What to produce » All entries below must be retyped exactly, though pictures are to be skipped.

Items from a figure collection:
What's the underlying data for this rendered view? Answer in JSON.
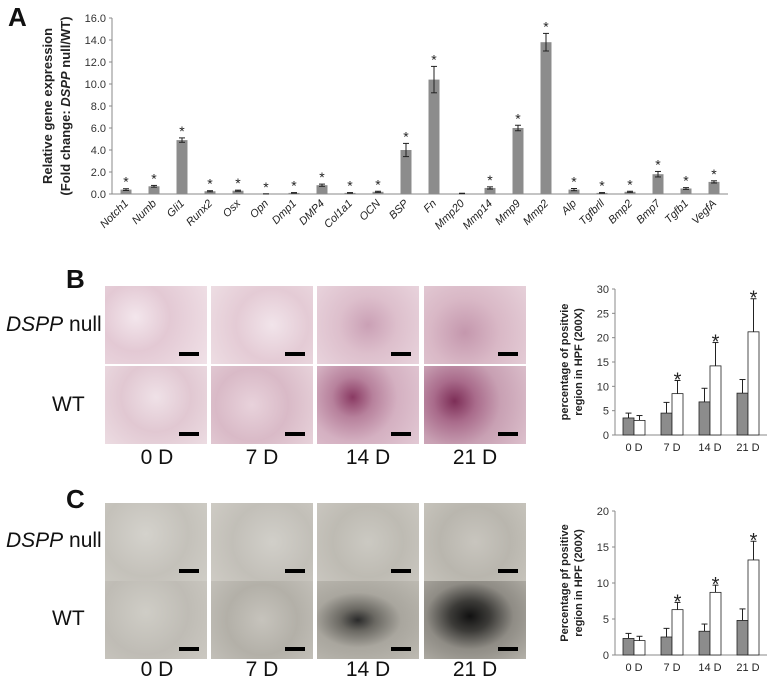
{
  "panels": {
    "a": {
      "letter": "A"
    },
    "b": {
      "letter": "B"
    },
    "c": {
      "letter": "C"
    }
  },
  "row_labels": {
    "null_italic": "DSPP",
    "null_rest": " null",
    "wt": "WT"
  },
  "day_labels": [
    "0 D",
    "7 D",
    "14 D",
    "21 D"
  ],
  "colors": {
    "grey_bar": "#8c8c8c",
    "white_bar": "#ffffff",
    "stain_pink": "#e6cfd8",
    "stain_dark": "#8a3a63",
    "silver_light": "#c9c7c1",
    "silver_dark": "#222222"
  },
  "chart_data": [
    {
      "type": "bar",
      "ylabel_line1": "Relative gene expression",
      "ylabel_line2_prefix": "(Fold change: ",
      "ylabel_line2_italic": "DSPP",
      "ylabel_line2_suffix": " null/WT)",
      "ylim": [
        0,
        16
      ],
      "yticks": [
        "0.0",
        "2.0",
        "4.0",
        "6.0",
        "8.0",
        "10.0",
        "12.0",
        "14.0",
        "16.0"
      ],
      "categories": [
        "Notch1",
        "Numb",
        "Gli1",
        "Runx2",
        "Osx",
        "Opn",
        "Dmp1",
        "DMP4",
        "Col1a1",
        "OCN",
        "BSP",
        "Fn",
        "Mmp20",
        "Mmp14",
        "Mmp9",
        "Mmp2",
        "Alp",
        "Tgfbrll",
        "Bmp2",
        "Bmp7",
        "Tgfb1",
        "VegfA"
      ],
      "values": [
        0.4,
        0.7,
        4.9,
        0.25,
        0.3,
        0.0,
        0.1,
        0.8,
        0.1,
        0.2,
        4.0,
        10.4,
        0.05,
        0.55,
        6.0,
        13.8,
        0.4,
        0.1,
        0.2,
        1.8,
        0.5,
        1.1
      ],
      "errors": [
        0.08,
        0.08,
        0.2,
        0.05,
        0.05,
        0.02,
        0.03,
        0.1,
        0.03,
        0.05,
        0.6,
        1.2,
        0.02,
        0.1,
        0.25,
        0.8,
        0.1,
        0.03,
        0.05,
        0.25,
        0.08,
        0.1
      ],
      "significant": [
        true,
        true,
        true,
        true,
        true,
        true,
        true,
        true,
        true,
        true,
        true,
        true,
        false,
        true,
        true,
        true,
        true,
        true,
        true,
        true,
        true,
        true
      ],
      "star": "*"
    },
    {
      "type": "bar",
      "ylabel_line1": "percentage of positvie",
      "ylabel_line2": "region in HPF (200X)",
      "ylim": [
        0,
        30
      ],
      "yticks": [
        "0",
        "5",
        "10",
        "15",
        "20",
        "25",
        "30"
      ],
      "categories": [
        "0 D",
        "7 D",
        "14 D",
        "21 D"
      ],
      "series": [
        {
          "values": [
            3.5,
            4.5,
            6.8,
            8.6
          ],
          "errors": [
            1.0,
            2.2,
            2.8,
            2.8
          ]
        },
        {
          "values": [
            3.0,
            8.5,
            14.2,
            21.2
          ],
          "errors": [
            1.0,
            2.7,
            4.8,
            6.8
          ]
        }
      ],
      "significant": [
        false,
        true,
        true,
        true
      ],
      "star": "*"
    },
    {
      "type": "bar",
      "ylabel_line1": "Percentage pf positive",
      "ylabel_line2": "region in HPF (200X)",
      "ylim": [
        0,
        20
      ],
      "yticks": [
        "0",
        "5",
        "10",
        "15",
        "20"
      ],
      "categories": [
        "0 D",
        "7 D",
        "14 D",
        "21 D"
      ],
      "series": [
        {
          "values": [
            2.3,
            2.5,
            3.3,
            4.8
          ],
          "errors": [
            0.7,
            1.2,
            1.0,
            1.6
          ]
        },
        {
          "values": [
            2.0,
            6.3,
            8.7,
            13.2
          ],
          "errors": [
            0.6,
            1.0,
            1.0,
            2.6
          ]
        }
      ],
      "significant": [
        false,
        true,
        true,
        true
      ],
      "star": "*"
    }
  ]
}
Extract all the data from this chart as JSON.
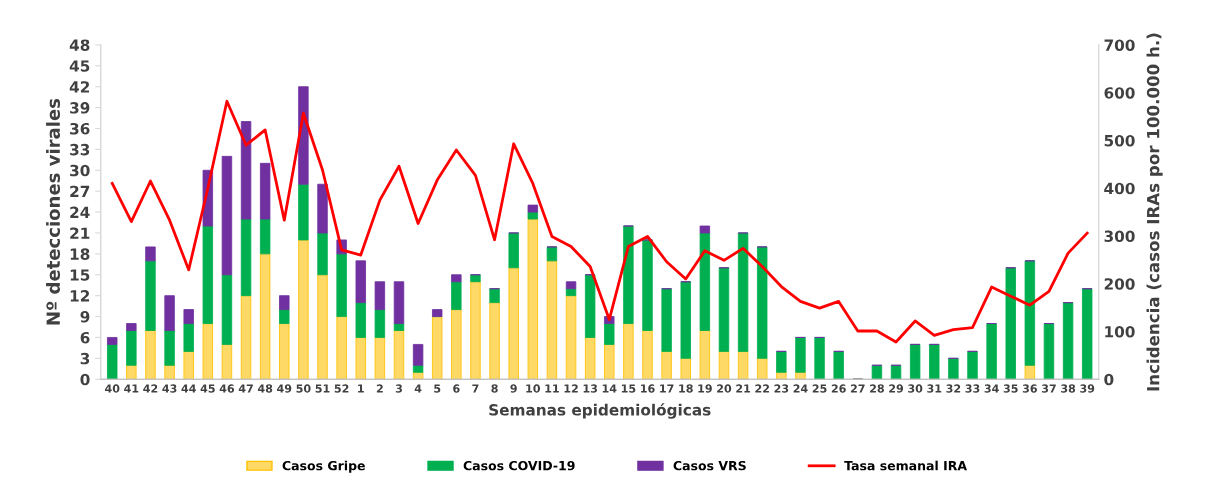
{
  "chart_data": {
    "type": "bar",
    "stacked": true,
    "xlabel": "Semanas epidemiológicas",
    "ylabel": "Nº detecciones virales",
    "y2label": "Incidencia (casos IRAs por 100.000 h.)",
    "categories": [
      "40",
      "41",
      "42",
      "43",
      "44",
      "45",
      "46",
      "47",
      "48",
      "49",
      "50",
      "51",
      "52",
      "1",
      "2",
      "3",
      "4",
      "5",
      "6",
      "7",
      "8",
      "9",
      "10",
      "11",
      "12",
      "13",
      "14",
      "15",
      "16",
      "17",
      "18",
      "19",
      "20",
      "21",
      "22",
      "23",
      "24",
      "25",
      "26",
      "27",
      "28",
      "29",
      "30",
      "31",
      "32",
      "33",
      "34",
      "35",
      "36",
      "37",
      "38",
      "39"
    ],
    "series": [
      {
        "name": "Casos Gripe",
        "color": "#ffd966",
        "values": [
          0,
          2,
          7,
          2,
          4,
          8,
          5,
          12,
          18,
          8,
          20,
          15,
          9,
          6,
          6,
          7,
          1,
          9,
          10,
          14,
          11,
          16,
          23,
          17,
          12,
          6,
          5,
          8,
          7,
          4,
          3,
          7,
          4,
          4,
          3,
          1,
          1,
          0,
          0,
          0,
          0,
          0,
          0,
          0,
          0,
          0,
          0,
          0,
          2,
          0,
          0,
          0
        ]
      },
      {
        "name": "Casos COVID-19",
        "color": "#00b050",
        "values": [
          5,
          5,
          10,
          5,
          4,
          14,
          10,
          11,
          5,
          2,
          8,
          6,
          9,
          5,
          4,
          1,
          1,
          0,
          4,
          1,
          2,
          5,
          1,
          2,
          1,
          9,
          3,
          14,
          13,
          9,
          11,
          14,
          12,
          17,
          16,
          3,
          5,
          6,
          4,
          0,
          2,
          2,
          5,
          5,
          3,
          4,
          8,
          16,
          15,
          8,
          11,
          13
        ]
      },
      {
        "name": "Casos VRS",
        "color": "#7030a0",
        "values": [
          1,
          1,
          2,
          5,
          2,
          8,
          17,
          14,
          8,
          2,
          14,
          7,
          2,
          6,
          4,
          6,
          3,
          1,
          1,
          0,
          0,
          0,
          1,
          0,
          1,
          0,
          1,
          0,
          0,
          0,
          0,
          1,
          0,
          0,
          0,
          0,
          0,
          0,
          0,
          0,
          0,
          0,
          0,
          0,
          0,
          0,
          0,
          0,
          0,
          0,
          0,
          0
        ]
      },
      {
        "name": "Tasa semanal IRA",
        "type": "line",
        "axis": "y2",
        "color": "#ff0000",
        "values": [
          410,
          330,
          415,
          333,
          229,
          400,
          582,
          490,
          522,
          333,
          557,
          438,
          271,
          260,
          375,
          446,
          326,
          417,
          480,
          427,
          292,
          493,
          410,
          299,
          278,
          236,
          125,
          278,
          299,
          246,
          210,
          269,
          249,
          274,
          236,
          194,
          163,
          149,
          163,
          101,
          101,
          78,
          122,
          92,
          104,
          108,
          193,
          174,
          155,
          184,
          264,
          306
        ]
      }
    ],
    "ylim": [
      0,
      48
    ],
    "yticks": [
      0,
      3,
      6,
      9,
      12,
      15,
      18,
      21,
      24,
      27,
      30,
      33,
      36,
      39,
      42,
      45,
      48
    ],
    "y2lim": [
      0,
      700
    ],
    "y2ticks": [
      0,
      100,
      200,
      300,
      400,
      500,
      600,
      700
    ],
    "grid": false,
    "legend": "bottom",
    "marker": "none",
    "line_style": "solid"
  }
}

Solution for this exercise »
What's the underlying data for this rendered view? Answer in JSON.
{
  "panels": {
    "a": {
      "letter": "A"
    },
    "b": {
      "letter": "B"
    },
    "c": {
      "letter": "C"
    }
  },
  "row_labels": {
    "null_italic": "DSPP",
    "null_rest": " null",
    "wt": "WT"
  },
  "day_labels": [
    "0 D",
    "7 D",
    "14 D",
    "21 D"
  ],
  "colors": {
    "grey_bar": "#8c8c8c",
    "white_bar": "#ffffff",
    "stain_pink": "#e6cfd8",
    "stain_dark": "#8a3a63",
    "silver_light": "#c9c7c1",
    "silver_dark": "#222222"
  },
  "chart_data": [
    {
      "type": "bar",
      "ylabel_line1": "Relative gene expression",
      "ylabel_line2_prefix": "(Fold change: ",
      "ylabel_line2_italic": "DSPP",
      "ylabel_line2_suffix": " null/WT)",
      "ylim": [
        0,
        16
      ],
      "yticks": [
        "0.0",
        "2.0",
        "4.0",
        "6.0",
        "8.0",
        "10.0",
        "12.0",
        "14.0",
        "16.0"
      ],
      "categories": [
        "Notch1",
        "Numb",
        "Gli1",
        "Runx2",
        "Osx",
        "Opn",
        "Dmp1",
        "DMP4",
        "Col1a1",
        "OCN",
        "BSP",
        "Fn",
        "Mmp20",
        "Mmp14",
        "Mmp9",
        "Mmp2",
        "Alp",
        "Tgfbrll",
        "Bmp2",
        "Bmp7",
        "Tgfb1",
        "VegfA"
      ],
      "values": [
        0.4,
        0.7,
        4.9,
        0.25,
        0.3,
        0.0,
        0.1,
        0.8,
        0.1,
        0.2,
        4.0,
        10.4,
        0.05,
        0.55,
        6.0,
        13.8,
        0.4,
        0.1,
        0.2,
        1.8,
        0.5,
        1.1
      ],
      "errors": [
        0.08,
        0.08,
        0.2,
        0.05,
        0.05,
        0.02,
        0.03,
        0.1,
        0.03,
        0.05,
        0.6,
        1.2,
        0.02,
        0.1,
        0.25,
        0.8,
        0.1,
        0.03,
        0.05,
        0.25,
        0.08,
        0.1
      ],
      "significant": [
        true,
        true,
        true,
        true,
        true,
        true,
        true,
        true,
        true,
        true,
        true,
        true,
        false,
        true,
        true,
        true,
        true,
        true,
        true,
        true,
        true,
        true
      ],
      "star": "*"
    },
    {
      "type": "bar",
      "ylabel_line1": "percentage of positvie",
      "ylabel_line2": "region in HPF (200X)",
      "ylim": [
        0,
        30
      ],
      "yticks": [
        "0",
        "5",
        "10",
        "15",
        "20",
        "25",
        "30"
      ],
      "categories": [
        "0 D",
        "7 D",
        "14 D",
        "21 D"
      ],
      "series": [
        {
          "values": [
            3.5,
            4.5,
            6.8,
            8.6
          ],
          "errors": [
            1.0,
            2.2,
            2.8,
            2.8
          ]
        },
        {
          "values": [
            3.0,
            8.5,
            14.2,
            21.2
          ],
          "errors": [
            1.0,
            2.7,
            4.8,
            6.8
          ]
        }
      ],
      "significant": [
        false,
        true,
        true,
        true
      ],
      "star": "*"
    },
    {
      "type": "bar",
      "ylabel_line1": "Percentage pf positive",
      "ylabel_line2": "region in HPF (200X)",
      "ylim": [
        0,
        20
      ],
      "yticks": [
        "0",
        "5",
        "10",
        "15",
        "20"
      ],
      "categories": [
        "0 D",
        "7 D",
        "14 D",
        "21 D"
      ],
      "series": [
        {
          "values": [
            2.3,
            2.5,
            3.3,
            4.8
          ],
          "errors": [
            0.7,
            1.2,
            1.0,
            1.6
          ]
        },
        {
          "values": [
            2.0,
            6.3,
            8.7,
            13.2
          ],
          "errors": [
            0.6,
            1.0,
            1.0,
            2.6
          ]
        }
      ],
      "significant": [
        false,
        true,
        true,
        true
      ],
      "star": "*"
    }
  ]
}
Extract all the data from this chart as JSON.
{
  "chart_data": {
    "type": "bar",
    "stacked": true,
    "xlabel": "Semanas epidemiológicas",
    "ylabel": "Nº detecciones virales",
    "y2label": "Incidencia (casos IRAs por 100.000 h.)",
    "categories": [
      "40",
      "41",
      "42",
      "43",
      "44",
      "45",
      "46",
      "47",
      "48",
      "49",
      "50",
      "51",
      "52",
      "1",
      "2",
      "3",
      "4",
      "5",
      "6",
      "7",
      "8",
      "9",
      "10",
      "11",
      "12",
      "13",
      "14",
      "15",
      "16",
      "17",
      "18",
      "19",
      "20",
      "21",
      "22",
      "23",
      "24",
      "25",
      "26",
      "27",
      "28",
      "29",
      "30",
      "31",
      "32",
      "33",
      "34",
      "35",
      "36",
      "37",
      "38",
      "39"
    ],
    "series": [
      {
        "name": "Casos Gripe",
        "color": "#ffd966",
        "values": [
          0,
          2,
          7,
          2,
          4,
          8,
          5,
          12,
          18,
          8,
          20,
          15,
          9,
          6,
          6,
          7,
          1,
          9,
          10,
          14,
          11,
          16,
          23,
          17,
          12,
          6,
          5,
          8,
          7,
          4,
          3,
          7,
          4,
          4,
          3,
          1,
          1,
          0,
          0,
          0,
          0,
          0,
          0,
          0,
          0,
          0,
          0,
          0,
          2,
          0,
          0,
          0
        ]
      },
      {
        "name": "Casos COVID-19",
        "color": "#00b050",
        "values": [
          5,
          5,
          10,
          5,
          4,
          14,
          10,
          11,
          5,
          2,
          8,
          6,
          9,
          5,
          4,
          1,
          1,
          0,
          4,
          1,
          2,
          5,
          1,
          2,
          1,
          9,
          3,
          14,
          13,
          9,
          11,
          14,
          12,
          17,
          16,
          3,
          5,
          6,
          4,
          0,
          2,
          2,
          5,
          5,
          3,
          4,
          8,
          16,
          15,
          8,
          11,
          13
        ]
      },
      {
        "name": "Casos VRS",
        "color": "#7030a0",
        "values": [
          1,
          1,
          2,
          5,
          2,
          8,
          17,
          14,
          8,
          2,
          14,
          7,
          2,
          6,
          4,
          6,
          3,
          1,
          1,
          0,
          0,
          0,
          1,
          0,
          1,
          0,
          1,
          0,
          0,
          0,
          0,
          1,
          0,
          0,
          0,
          0,
          0,
          0,
          0,
          0,
          0,
          0,
          0,
          0,
          0,
          0,
          0,
          0,
          0,
          0,
          0,
          0
        ]
      },
      {
        "name": "Tasa semanal IRA",
        "type": "line",
        "axis": "y2",
        "color": "#ff0000",
        "values": [
          410,
          330,
          415,
          333,
          229,
          400,
          582,
          490,
          522,
          333,
          557,
          438,
          271,
          260,
          375,
          446,
          326,
          417,
          480,
          427,
          292,
          493,
          410,
          299,
          278,
          236,
          125,
          278,
          299,
          246,
          210,
          269,
          249,
          274,
          236,
          194,
          163,
          149,
          163,
          101,
          101,
          78,
          122,
          92,
          104,
          108,
          193,
          174,
          155,
          184,
          264,
          306
        ]
      }
    ],
    "ylim": [
      0,
      48
    ],
    "yticks": [
      0,
      3,
      6,
      9,
      12,
      15,
      18,
      21,
      24,
      27,
      30,
      33,
      36,
      39,
      42,
      45,
      48
    ],
    "y2lim": [
      0,
      700
    ],
    "y2ticks": [
      0,
      100,
      200,
      300,
      400,
      500,
      600,
      700
    ],
    "grid": false,
    "legend": "bottom",
    "marker": "none",
    "line_style": "solid"
  }
}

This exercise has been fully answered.